** start **

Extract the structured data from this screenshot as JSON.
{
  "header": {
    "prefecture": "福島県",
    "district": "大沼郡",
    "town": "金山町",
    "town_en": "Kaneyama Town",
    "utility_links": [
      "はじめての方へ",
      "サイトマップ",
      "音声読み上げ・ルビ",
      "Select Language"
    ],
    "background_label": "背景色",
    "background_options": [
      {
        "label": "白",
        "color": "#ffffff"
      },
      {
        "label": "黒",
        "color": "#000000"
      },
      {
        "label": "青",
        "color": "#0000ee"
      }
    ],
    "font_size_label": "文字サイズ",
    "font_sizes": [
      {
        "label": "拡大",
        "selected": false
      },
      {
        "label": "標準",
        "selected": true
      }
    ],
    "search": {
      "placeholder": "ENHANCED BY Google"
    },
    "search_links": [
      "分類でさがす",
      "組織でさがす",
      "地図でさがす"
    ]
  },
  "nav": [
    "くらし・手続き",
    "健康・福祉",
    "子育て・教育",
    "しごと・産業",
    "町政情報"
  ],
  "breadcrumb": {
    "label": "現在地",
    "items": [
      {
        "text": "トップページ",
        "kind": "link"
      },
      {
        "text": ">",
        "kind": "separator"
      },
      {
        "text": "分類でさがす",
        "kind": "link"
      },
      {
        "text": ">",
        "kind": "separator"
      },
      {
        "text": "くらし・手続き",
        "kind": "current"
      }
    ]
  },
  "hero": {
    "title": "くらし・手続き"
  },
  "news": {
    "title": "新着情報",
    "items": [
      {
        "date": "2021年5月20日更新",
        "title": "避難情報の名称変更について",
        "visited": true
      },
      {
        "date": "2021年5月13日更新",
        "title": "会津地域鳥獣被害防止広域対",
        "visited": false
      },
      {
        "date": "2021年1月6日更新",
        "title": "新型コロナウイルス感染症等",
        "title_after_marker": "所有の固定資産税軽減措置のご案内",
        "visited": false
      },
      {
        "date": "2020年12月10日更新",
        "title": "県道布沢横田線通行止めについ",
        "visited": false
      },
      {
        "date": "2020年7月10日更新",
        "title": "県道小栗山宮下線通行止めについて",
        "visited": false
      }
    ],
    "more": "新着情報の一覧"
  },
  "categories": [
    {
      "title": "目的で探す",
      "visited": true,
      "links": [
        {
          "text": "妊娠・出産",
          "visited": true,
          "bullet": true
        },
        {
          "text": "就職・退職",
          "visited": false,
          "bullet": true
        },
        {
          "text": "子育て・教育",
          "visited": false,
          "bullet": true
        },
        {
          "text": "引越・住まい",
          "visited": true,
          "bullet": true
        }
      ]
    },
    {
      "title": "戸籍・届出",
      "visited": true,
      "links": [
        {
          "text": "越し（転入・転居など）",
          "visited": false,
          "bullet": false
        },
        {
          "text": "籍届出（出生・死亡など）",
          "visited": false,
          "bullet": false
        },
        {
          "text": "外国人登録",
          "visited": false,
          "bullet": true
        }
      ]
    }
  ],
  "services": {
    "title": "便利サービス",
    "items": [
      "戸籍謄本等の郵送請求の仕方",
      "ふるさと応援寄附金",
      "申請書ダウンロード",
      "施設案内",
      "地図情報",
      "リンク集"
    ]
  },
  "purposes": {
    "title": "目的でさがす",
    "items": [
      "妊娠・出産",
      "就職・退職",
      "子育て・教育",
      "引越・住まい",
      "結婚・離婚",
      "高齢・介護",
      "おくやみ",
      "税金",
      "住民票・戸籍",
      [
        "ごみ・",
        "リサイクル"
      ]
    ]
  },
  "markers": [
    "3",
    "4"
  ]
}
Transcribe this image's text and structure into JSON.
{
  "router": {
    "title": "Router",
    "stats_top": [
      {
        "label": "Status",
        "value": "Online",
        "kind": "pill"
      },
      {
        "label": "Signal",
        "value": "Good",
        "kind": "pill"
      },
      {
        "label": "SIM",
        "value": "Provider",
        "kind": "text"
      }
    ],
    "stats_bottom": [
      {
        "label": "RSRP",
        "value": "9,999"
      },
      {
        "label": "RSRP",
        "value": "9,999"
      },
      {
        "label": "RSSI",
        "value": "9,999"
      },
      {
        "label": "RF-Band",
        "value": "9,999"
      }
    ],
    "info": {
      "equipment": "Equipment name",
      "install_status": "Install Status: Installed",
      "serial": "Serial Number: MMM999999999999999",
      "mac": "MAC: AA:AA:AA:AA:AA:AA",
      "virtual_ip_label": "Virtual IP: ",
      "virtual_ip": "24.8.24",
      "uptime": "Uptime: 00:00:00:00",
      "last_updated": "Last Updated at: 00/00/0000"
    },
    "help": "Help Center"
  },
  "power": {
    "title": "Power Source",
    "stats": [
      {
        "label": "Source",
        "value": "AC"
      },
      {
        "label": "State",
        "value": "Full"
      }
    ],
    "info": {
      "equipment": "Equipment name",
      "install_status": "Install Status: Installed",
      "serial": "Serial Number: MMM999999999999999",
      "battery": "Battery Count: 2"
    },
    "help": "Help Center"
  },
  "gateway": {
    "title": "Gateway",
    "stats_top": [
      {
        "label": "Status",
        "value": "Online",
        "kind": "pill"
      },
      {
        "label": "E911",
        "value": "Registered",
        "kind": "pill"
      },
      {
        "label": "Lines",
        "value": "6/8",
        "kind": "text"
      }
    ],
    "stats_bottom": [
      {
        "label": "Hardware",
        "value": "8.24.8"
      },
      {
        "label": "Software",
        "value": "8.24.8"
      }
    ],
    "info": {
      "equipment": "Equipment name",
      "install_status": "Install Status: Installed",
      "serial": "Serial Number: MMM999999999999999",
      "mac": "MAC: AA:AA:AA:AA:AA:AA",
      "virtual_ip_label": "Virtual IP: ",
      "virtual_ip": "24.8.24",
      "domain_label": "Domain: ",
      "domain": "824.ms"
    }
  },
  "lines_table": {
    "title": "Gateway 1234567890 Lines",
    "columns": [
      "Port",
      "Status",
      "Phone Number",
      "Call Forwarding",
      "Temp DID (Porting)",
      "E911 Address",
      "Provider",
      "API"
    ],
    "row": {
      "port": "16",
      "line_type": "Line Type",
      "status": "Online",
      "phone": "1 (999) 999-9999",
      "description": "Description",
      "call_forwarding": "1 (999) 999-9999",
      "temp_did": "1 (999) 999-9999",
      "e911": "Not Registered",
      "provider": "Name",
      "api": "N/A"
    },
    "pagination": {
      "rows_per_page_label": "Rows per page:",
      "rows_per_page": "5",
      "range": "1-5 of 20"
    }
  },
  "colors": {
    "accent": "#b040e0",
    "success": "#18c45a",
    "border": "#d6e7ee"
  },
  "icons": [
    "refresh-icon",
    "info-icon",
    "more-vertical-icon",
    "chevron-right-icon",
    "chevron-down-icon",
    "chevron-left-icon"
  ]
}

** end **

Output the full listing exactly as it stands.

Extract the structured data from this screenshot as JSON.
{
  "header": {
    "prefecture": "福島県",
    "district": "大沼郡",
    "town": "金山町",
    "town_en": "Kaneyama Town",
    "utility_links": [
      "はじめての方へ",
      "サイトマップ",
      "音声読み上げ・ルビ",
      "Select Language"
    ],
    "background_label": "背景色",
    "background_options": [
      {
        "label": "白",
        "color": "#ffffff"
      },
      {
        "label": "黒",
        "color": "#000000"
      },
      {
        "label": "青",
        "color": "#0000ee"
      }
    ],
    "font_size_label": "文字サイズ",
    "font_sizes": [
      {
        "label": "拡大",
        "selected": false
      },
      {
        "label": "標準",
        "selected": true
      }
    ],
    "search": {
      "placeholder": "ENHANCED BY Google"
    },
    "search_links": [
      "分類でさがす",
      "組織でさがす",
      "地図でさがす"
    ]
  },
  "nav": [
    "くらし・手続き",
    "健康・福祉",
    "子育て・教育",
    "しごと・産業",
    "町政情報"
  ],
  "breadcrumb": {
    "label": "現在地",
    "items": [
      {
        "text": "トップページ",
        "kind": "link"
      },
      {
        "text": ">",
        "kind": "separator"
      },
      {
        "text": "分類でさがす",
        "kind": "link"
      },
      {
        "text": ">",
        "kind": "separator"
      },
      {
        "text": "くらし・手続き",
        "kind": "current"
      }
    ]
  },
  "hero": {
    "title": "くらし・手続き"
  },
  "news": {
    "title": "新着情報",
    "items": [
      {
        "date": "2021年5月20日更新",
        "title": "避難情報の名称変更について",
        "visited": true
      },
      {
        "date": "2021年5月13日更新",
        "title": "会津地域鳥獣被害防止広域対",
        "visited": false
      },
      {
        "date": "2021年1月6日更新",
        "title": "新型コロナウイルス感染症等",
        "title_after_marker": "所有の固定資産税軽減措置のご案内",
        "visited": false
      },
      {
        "date": "2020年12月10日更新",
        "title": "県道布沢横田線通行止めについ",
        "visited": false
      },
      {
        "date": "2020年7月10日更新",
        "title": "県道小栗山宮下線通行止めについて",
        "visited": false
      }
    ],
    "more": "新着情報の一覧"
  },
  "categories": [
    {
      "title": "目的で探す",
      "visited": true,
      "links": [
        {
          "text": "妊娠・出産",
          "visited": true,
          "bullet": true
        },
        {
          "text": "就職・退職",
          "visited": false,
          "bullet": true
        },
        {
          "text": "子育て・教育",
          "visited": false,
          "bullet": true
        },
        {
          "text": "引越・住まい",
          "visited": true,
          "bullet": true
        }
      ]
    },
    {
      "title": "戸籍・届出",
      "visited": true,
      "links": [
        {
          "text": "越し（転入・転居など）",
          "visited": false,
          "bullet": false
        },
        {
          "text": "籍届出（出生・死亡など）",
          "visited": false,
          "bullet": false
        },
        {
          "text": "外国人登録",
          "visited": false,
          "bullet": true
        }
      ]
    }
  ],
  "services": {
    "title": "便利サービス",
    "items": [
      "戸籍謄本等の郵送請求の仕方",
      "ふるさと応援寄附金",
      "申請書ダウンロード",
      "施設案内",
      "地図情報",
      "リンク集"
    ]
  },
  "purposes": {
    "title": "目的でさがす",
    "items": [
      "妊娠・出産",
      "就職・退職",
      "子育て・教育",
      "引越・住まい",
      "結婚・離婚",
      "高齢・介護",
      "おくやみ",
      "税金",
      "住民票・戸籍",
      [
        "ごみ・",
        "リサイクル"
      ]
    ]
  },
  "markers": [
    "3",
    "4"
  ]
}
Transcribe this image's text and structure into JSON.
{
  "router": {
    "title": "Router",
    "stats_top": [
      {
        "label": "Status",
        "value": "Online",
        "kind": "pill"
      },
      {
        "label": "Signal",
        "value": "Good",
        "kind": "pill"
      },
      {
        "label": "SIM",
        "value": "Provider",
        "kind": "text"
      }
    ],
    "stats_bottom": [
      {
        "label": "RSRP",
        "value": "9,999"
      },
      {
        "label": "RSRP",
        "value": "9,999"
      },
      {
        "label": "RSSI",
        "value": "9,999"
      },
      {
        "label": "RF-Band",
        "value": "9,999"
      }
    ],
    "info": {
      "equipment": "Equipment name",
      "install_status": "Install Status: Installed",
      "serial": "Serial Number: MMM999999999999999",
      "mac": "MAC: AA:AA:AA:AA:AA:AA",
      "virtual_ip_label": "Virtual IP: ",
      "virtual_ip": "24.8.24",
      "uptime": "Uptime: 00:00:00:00",
      "last_updated": "Last Updated at: 00/00/0000"
    },
    "help": "Help Center"
  },
  "power": {
    "title": "Power Source",
    "stats": [
      {
        "label": "Source",
        "value": "AC"
      },
      {
        "label": "State",
        "value": "Full"
      }
    ],
    "info": {
      "equipment": "Equipment name",
      "install_status": "Install Status: Installed",
      "serial": "Serial Number: MMM999999999999999",
      "battery": "Battery Count: 2"
    },
    "help": "Help Center"
  },
  "gateway": {
    "title": "Gateway",
    "stats_top": [
      {
        "label": "Status",
        "value": "Online",
        "kind": "pill"
      },
      {
        "label": "E911",
        "value": "Registered",
        "kind": "pill"
      },
      {
        "label": "Lines",
        "value": "6/8",
        "kind": "text"
      }
    ],
    "stats_bottom": [
      {
        "label": "Hardware",
        "value": "8.24.8"
      },
      {
        "label": "Software",
        "value": "8.24.8"
      }
    ],
    "info": {
      "equipment": "Equipment name",
      "install_status": "Install Status: Installed",
      "serial": "Serial Number: MMM999999999999999",
      "mac": "MAC: AA:AA:AA:AA:AA:AA",
      "virtual_ip_label": "Virtual IP: ",
      "virtual_ip": "24.8.24",
      "domain_label": "Domain: ",
      "domain": "824.ms"
    }
  },
  "lines_table": {
    "title": "Gateway 1234567890 Lines",
    "columns": [
      "Port",
      "Status",
      "Phone Number",
      "Call Forwarding",
      "Temp DID (Porting)",
      "E911 Address",
      "Provider",
      "API"
    ],
    "row": {
      "port": "16",
      "line_type": "Line Type",
      "status": "Online",
      "phone": "1 (999) 999-9999",
      "description": "Description",
      "call_forwarding": "1 (999) 999-9999",
      "temp_did": "1 (999) 999-9999",
      "e911": "Not Registered",
      "provider": "Name",
      "api": "N/A"
    },
    "pagination": {
      "rows_per_page_label": "Rows per page:",
      "rows_per_page": "5",
      "range": "1-5 of 20"
    }
  },
  "colors": {
    "accent": "#b040e0",
    "success": "#18c45a",
    "border": "#d6e7ee"
  },
  "icons": [
    "refresh-icon",
    "info-icon",
    "more-vertical-icon",
    "chevron-right-icon",
    "chevron-down-icon",
    "chevron-left-icon"
  ]
}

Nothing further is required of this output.